I'm trying something that I thought should be reasonably simple. I have an angle, a position and a distance and I want to find the X,Y co-ordinates from this information.
With an example input of 90 degrees I convert the value to radians with the following code:
public double DegreeToRadian(float angle)
{
return Math.PI * angle / 180.0;
}
This gives me 1.5707963267949 radians Then when I use
Math.Cos(radians)
I end up with an an answer of: 6.12303176911189E-17
What the heck is going on? The cosine of 90 degrees should be 0, so why am I getting such a deviance... and more importantly how can I stop it?
you should use rounding
var radians = Math.PI * degres / 180.0;
var cos = Math.Round(Math.Cos(radians), 2);
var sin = Math.Round(Math.Sin(radians), 2);
the result would be: sin: 1 cos: 0
See answers above. Remember that 6.12303176911189E-17 is 0.00000000000000006 (I may have even missed a zero there!) so it is a very, very small deviation.
Let me answer your question with another one: How far do you think 6.12303176911189E-17 is from 0? What you call deviance is actually due to the way floating point numbers are internally stored. I would recommend you reading the following article. In .NET they are stored using the IEEE 754 standard.
Read up on floating point arithmetic. It is never and can never be exact. Never compare exactly to anything, but check whether the numbers differ by a (small) epsilon.

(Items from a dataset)
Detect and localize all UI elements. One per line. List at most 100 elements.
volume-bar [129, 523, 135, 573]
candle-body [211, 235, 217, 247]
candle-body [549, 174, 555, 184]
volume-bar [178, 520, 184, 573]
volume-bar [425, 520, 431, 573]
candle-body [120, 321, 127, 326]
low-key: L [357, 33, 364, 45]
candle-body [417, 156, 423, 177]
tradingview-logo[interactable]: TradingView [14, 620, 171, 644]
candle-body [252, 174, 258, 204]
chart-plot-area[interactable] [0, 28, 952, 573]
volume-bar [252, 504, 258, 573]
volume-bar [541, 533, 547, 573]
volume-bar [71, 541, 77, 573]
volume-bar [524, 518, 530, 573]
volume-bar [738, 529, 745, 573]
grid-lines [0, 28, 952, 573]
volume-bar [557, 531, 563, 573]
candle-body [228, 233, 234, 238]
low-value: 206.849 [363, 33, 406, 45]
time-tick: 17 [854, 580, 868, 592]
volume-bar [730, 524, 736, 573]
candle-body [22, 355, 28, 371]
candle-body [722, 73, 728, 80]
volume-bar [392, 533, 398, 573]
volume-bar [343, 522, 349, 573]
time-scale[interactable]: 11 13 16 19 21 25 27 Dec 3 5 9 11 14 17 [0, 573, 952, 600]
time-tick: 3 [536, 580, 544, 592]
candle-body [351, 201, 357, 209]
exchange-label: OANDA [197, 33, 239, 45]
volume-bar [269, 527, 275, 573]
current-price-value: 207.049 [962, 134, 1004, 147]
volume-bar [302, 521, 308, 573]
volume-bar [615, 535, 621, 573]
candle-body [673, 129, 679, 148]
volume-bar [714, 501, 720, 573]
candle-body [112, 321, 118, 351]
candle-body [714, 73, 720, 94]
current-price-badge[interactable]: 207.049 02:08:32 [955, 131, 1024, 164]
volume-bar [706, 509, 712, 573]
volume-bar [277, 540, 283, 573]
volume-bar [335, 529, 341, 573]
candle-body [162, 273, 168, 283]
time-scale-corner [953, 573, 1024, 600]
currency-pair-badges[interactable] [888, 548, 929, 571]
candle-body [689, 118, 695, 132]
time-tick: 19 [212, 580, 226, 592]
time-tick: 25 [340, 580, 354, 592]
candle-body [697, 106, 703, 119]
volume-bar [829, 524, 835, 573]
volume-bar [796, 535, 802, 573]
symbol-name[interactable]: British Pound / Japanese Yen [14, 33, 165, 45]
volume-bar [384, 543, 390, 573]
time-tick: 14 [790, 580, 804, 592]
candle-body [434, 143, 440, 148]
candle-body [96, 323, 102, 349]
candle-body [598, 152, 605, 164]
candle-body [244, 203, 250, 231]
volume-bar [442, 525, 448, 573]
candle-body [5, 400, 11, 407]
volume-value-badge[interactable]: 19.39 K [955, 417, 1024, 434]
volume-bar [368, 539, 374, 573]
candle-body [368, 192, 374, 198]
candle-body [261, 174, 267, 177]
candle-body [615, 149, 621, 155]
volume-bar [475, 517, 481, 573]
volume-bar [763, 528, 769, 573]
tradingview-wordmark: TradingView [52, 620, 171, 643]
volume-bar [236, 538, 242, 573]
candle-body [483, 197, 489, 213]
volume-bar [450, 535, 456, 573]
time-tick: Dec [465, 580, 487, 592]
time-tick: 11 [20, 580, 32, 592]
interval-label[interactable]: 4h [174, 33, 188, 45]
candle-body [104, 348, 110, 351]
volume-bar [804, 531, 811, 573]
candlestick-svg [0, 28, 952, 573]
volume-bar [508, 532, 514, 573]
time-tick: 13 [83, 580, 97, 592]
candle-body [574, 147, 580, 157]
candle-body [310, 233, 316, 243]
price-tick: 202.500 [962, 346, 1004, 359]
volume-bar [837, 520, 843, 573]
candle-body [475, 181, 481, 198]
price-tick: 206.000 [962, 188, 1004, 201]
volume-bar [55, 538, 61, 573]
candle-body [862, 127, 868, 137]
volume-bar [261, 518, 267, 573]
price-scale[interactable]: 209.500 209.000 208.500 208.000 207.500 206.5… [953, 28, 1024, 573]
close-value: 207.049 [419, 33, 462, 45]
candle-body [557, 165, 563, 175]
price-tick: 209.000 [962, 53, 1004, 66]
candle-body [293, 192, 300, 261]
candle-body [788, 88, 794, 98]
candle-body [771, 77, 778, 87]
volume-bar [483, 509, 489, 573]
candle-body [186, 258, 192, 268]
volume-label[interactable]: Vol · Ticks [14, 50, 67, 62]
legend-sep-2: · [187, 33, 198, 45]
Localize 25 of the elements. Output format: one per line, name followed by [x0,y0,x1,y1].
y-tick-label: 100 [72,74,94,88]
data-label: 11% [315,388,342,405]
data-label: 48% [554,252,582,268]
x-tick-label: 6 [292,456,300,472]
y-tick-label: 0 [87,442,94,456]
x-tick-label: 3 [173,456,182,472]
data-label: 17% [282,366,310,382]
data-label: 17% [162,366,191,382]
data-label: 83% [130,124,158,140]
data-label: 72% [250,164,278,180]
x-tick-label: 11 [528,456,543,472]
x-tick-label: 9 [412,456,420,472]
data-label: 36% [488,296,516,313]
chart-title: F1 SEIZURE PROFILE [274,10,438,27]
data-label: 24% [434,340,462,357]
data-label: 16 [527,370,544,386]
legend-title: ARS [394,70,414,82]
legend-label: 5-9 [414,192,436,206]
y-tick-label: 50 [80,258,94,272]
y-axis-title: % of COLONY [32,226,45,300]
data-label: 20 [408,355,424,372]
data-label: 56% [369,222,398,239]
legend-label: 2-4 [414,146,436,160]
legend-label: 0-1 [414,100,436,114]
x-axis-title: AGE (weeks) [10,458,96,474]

| EXERCISE INSTRUCTIONS |
• A. Answer these about the cosine discussion:
(i) How many radians does the 90-degree input produce?
(ii) How many decimal places does the rounding suggestion pass to Math.Round?
(iii) Which standard does .NET use to store floating point numbers?
• B. Echo word for word the part of the cosine discussion starting at "I end up with" and ending at "very small deviation.".

| YOUR WRITTEN ANSWERS |
• A.
(i) 1.5707963267949 radians
(ii) 2
(iii) IEEE 754

• B.
I end up with an an answer of: 6.12303176911189E-17
What the heck is going on? The cosine of 90 degrees should be 0, so why am I getting such a deviance... and more importantly how can I stop it?
you should use rounding
var radians = Math.PI * degres / 180.0;
var cos = Math.Round(Math.Cos(radians), 2);
var sin = Math.Round(Math.Sin(radians), 2);
the result would be: sin: 1 cos: 0
See answers above. Remember that 6.12303176911189E-17 is 0.00000000000000006 (I may have even missed a zero there!) so it is a very, very small deviation.